━━━ Available data

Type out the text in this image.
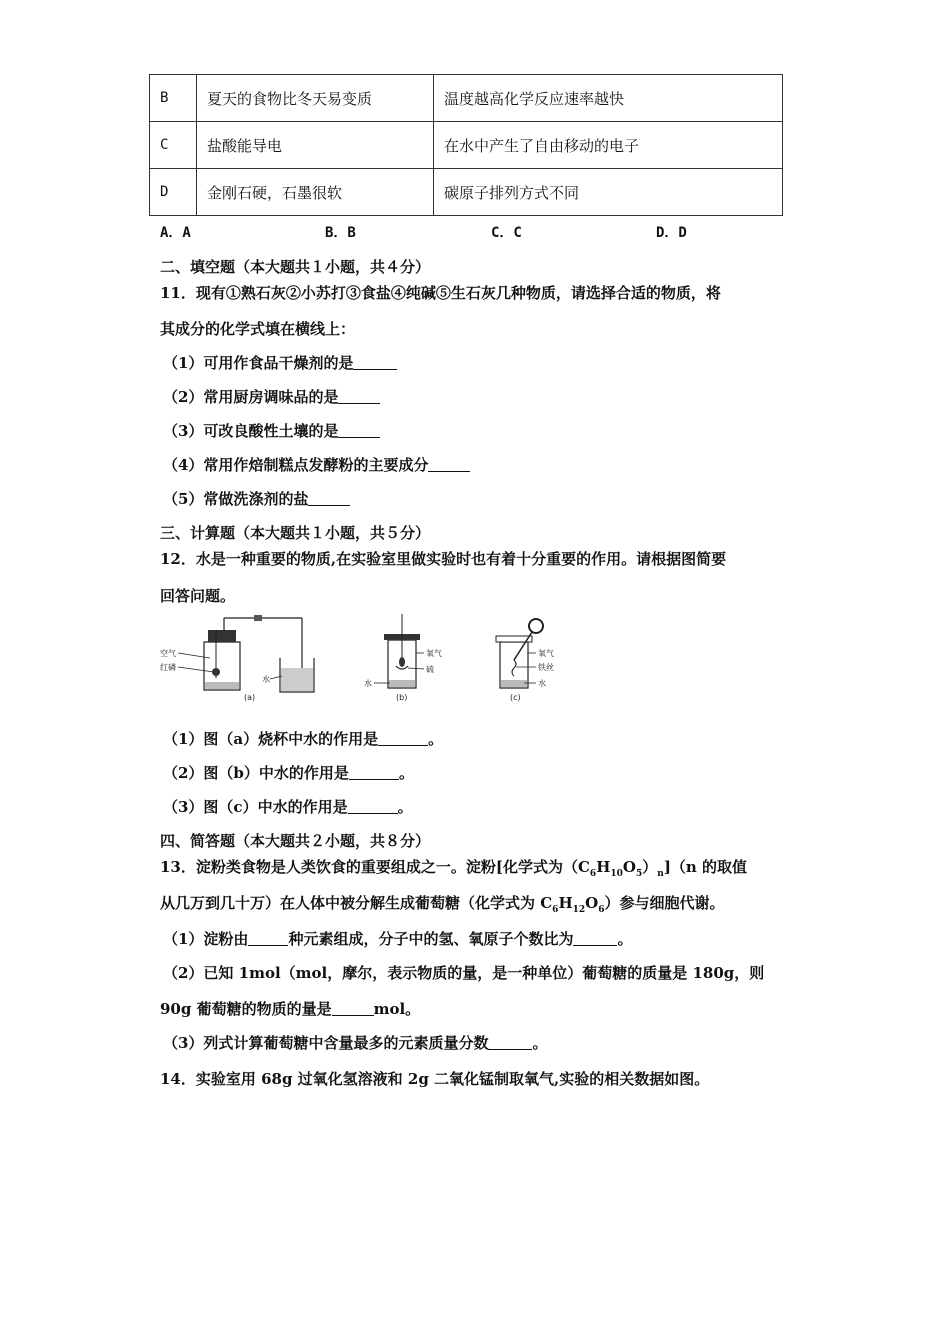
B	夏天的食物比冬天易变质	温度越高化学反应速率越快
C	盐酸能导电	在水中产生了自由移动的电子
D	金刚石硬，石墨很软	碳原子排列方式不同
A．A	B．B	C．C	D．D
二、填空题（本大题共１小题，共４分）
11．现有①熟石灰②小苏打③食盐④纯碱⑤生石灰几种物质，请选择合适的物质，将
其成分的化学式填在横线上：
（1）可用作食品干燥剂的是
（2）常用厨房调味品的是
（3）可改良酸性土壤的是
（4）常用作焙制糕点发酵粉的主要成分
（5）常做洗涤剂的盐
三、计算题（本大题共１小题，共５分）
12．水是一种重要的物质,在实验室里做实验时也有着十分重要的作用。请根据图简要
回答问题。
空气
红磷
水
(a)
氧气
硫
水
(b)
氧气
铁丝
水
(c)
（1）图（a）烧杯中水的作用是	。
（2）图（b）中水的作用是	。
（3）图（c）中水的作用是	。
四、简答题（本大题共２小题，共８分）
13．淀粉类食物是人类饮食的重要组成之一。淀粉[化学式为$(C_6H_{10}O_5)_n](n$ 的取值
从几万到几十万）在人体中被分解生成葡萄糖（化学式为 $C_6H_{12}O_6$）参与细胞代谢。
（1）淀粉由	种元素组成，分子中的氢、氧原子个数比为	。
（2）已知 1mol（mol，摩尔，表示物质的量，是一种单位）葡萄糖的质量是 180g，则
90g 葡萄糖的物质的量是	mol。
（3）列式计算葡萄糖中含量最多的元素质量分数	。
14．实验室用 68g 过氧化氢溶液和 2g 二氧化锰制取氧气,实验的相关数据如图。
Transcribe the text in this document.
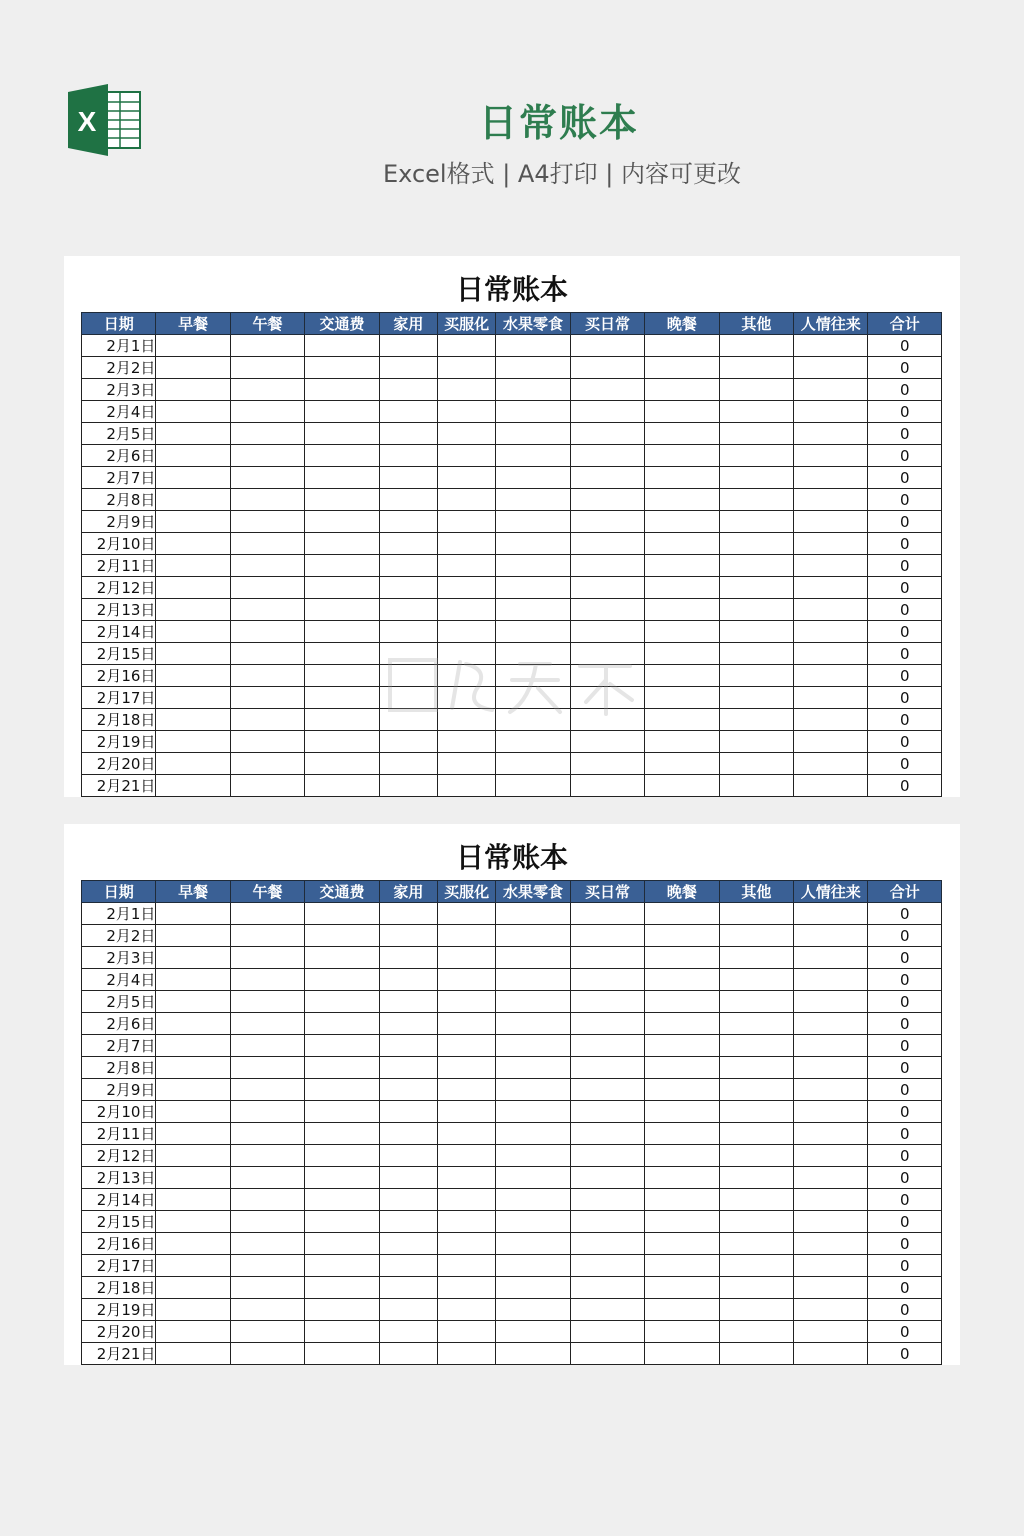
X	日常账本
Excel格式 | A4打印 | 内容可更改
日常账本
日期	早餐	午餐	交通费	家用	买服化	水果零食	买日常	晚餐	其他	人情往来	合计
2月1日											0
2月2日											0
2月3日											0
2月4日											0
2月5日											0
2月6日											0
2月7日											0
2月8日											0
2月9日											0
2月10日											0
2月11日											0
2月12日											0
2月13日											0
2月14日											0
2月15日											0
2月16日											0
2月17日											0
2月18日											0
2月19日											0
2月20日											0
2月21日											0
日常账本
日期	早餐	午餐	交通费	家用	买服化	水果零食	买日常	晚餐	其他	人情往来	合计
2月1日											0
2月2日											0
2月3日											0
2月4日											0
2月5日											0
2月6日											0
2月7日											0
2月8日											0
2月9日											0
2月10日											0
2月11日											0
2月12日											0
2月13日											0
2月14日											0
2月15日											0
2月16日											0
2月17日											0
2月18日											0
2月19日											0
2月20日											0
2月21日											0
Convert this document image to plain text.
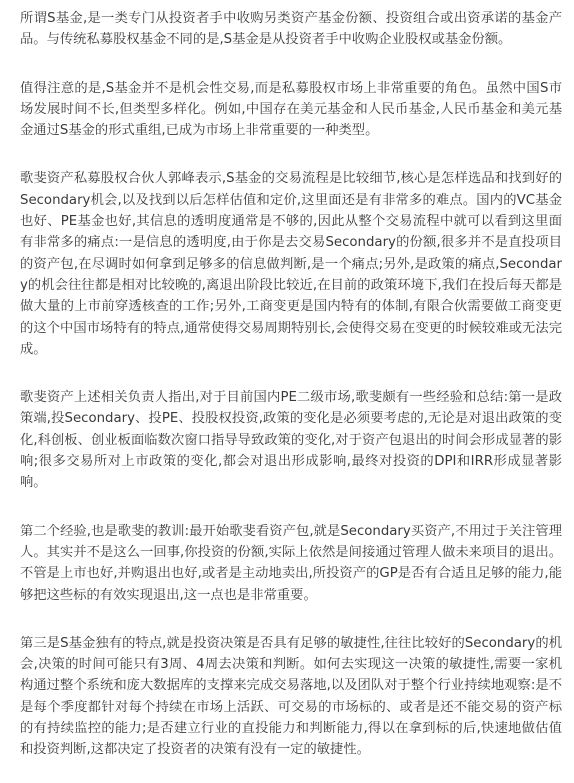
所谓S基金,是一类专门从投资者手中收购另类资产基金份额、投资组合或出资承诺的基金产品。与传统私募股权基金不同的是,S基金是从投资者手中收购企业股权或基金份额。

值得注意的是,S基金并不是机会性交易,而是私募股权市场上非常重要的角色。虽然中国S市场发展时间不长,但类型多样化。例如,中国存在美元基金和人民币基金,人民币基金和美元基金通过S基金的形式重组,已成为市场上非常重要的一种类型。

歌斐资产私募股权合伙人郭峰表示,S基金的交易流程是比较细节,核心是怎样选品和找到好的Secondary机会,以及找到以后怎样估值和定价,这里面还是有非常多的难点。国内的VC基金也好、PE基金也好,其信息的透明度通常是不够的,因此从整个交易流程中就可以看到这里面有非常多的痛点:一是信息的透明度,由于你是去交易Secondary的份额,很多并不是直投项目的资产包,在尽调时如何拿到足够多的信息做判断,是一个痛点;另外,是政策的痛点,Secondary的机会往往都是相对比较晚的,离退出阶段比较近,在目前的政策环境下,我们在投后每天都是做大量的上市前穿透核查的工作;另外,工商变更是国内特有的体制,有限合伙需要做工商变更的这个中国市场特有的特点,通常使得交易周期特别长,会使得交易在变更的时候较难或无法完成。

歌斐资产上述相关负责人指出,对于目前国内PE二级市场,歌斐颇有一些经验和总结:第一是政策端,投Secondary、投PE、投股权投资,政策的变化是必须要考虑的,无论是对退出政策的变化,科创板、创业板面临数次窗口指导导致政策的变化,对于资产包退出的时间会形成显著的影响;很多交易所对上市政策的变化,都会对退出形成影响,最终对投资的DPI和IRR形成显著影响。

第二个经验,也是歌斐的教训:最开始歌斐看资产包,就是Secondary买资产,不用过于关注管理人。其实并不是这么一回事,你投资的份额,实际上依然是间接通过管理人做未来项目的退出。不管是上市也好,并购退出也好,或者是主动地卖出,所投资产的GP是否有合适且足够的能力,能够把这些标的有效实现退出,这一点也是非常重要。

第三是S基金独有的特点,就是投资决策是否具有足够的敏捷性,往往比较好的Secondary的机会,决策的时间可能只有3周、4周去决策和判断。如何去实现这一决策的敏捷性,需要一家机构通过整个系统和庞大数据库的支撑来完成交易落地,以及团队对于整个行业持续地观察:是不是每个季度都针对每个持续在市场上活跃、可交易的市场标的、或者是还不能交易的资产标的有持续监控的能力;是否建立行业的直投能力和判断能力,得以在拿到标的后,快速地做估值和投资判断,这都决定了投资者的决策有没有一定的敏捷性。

━━━━━━
━━━ Available data

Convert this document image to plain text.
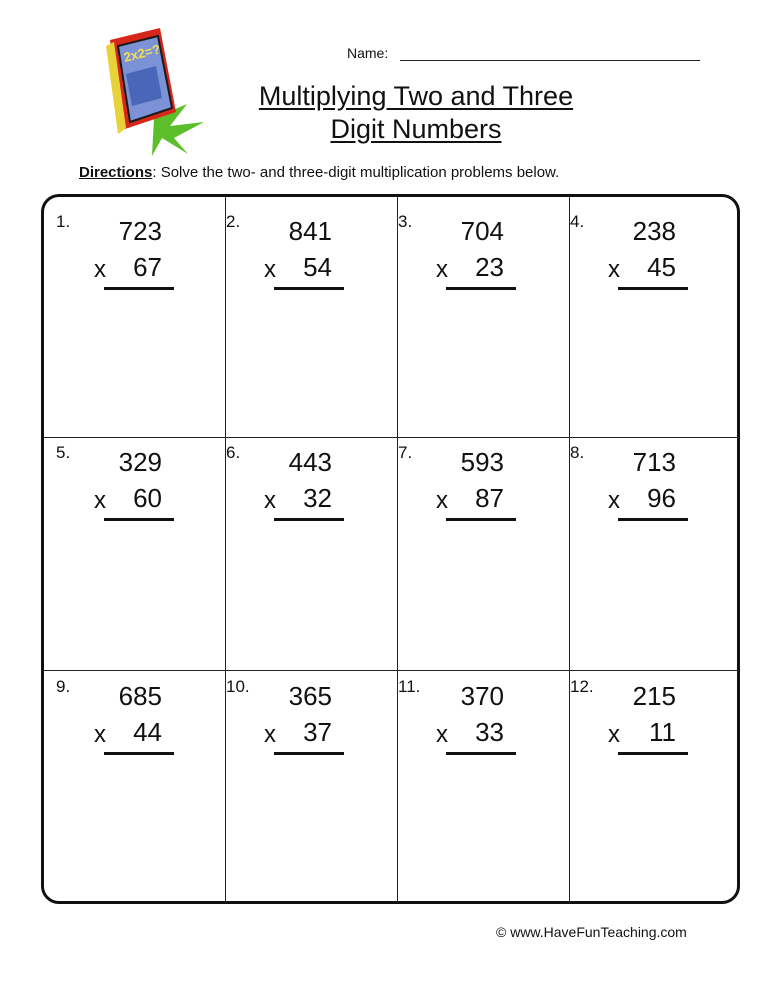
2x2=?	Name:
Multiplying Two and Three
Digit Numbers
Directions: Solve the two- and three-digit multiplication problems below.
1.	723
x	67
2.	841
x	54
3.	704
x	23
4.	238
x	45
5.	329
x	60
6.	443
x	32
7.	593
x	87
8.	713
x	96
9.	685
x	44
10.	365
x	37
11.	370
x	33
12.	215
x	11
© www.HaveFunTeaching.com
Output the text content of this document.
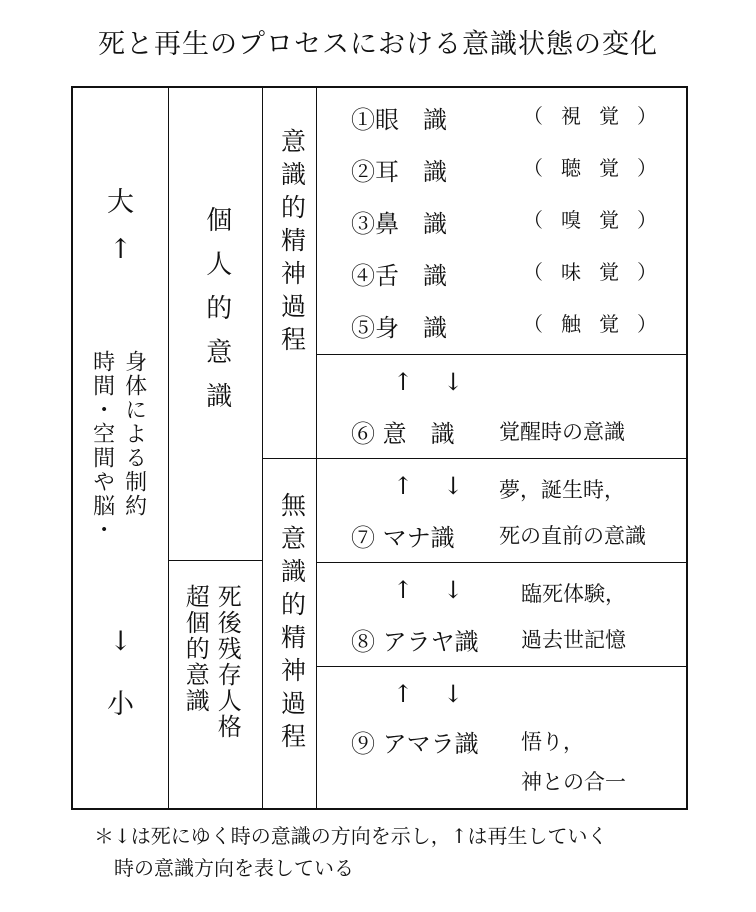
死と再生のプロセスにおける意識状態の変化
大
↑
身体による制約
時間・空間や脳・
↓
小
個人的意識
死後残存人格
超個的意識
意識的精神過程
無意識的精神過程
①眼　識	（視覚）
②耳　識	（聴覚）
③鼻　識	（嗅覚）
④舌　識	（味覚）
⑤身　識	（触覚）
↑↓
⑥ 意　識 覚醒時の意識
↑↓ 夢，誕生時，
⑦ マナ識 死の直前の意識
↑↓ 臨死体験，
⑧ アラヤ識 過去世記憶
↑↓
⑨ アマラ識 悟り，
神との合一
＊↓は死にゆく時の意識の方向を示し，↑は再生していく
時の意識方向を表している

━━━━━━

Goal of the exercise — State how many lines of the listing hold the string "化学式为"; reply with the number and nothing else.

Task output — 2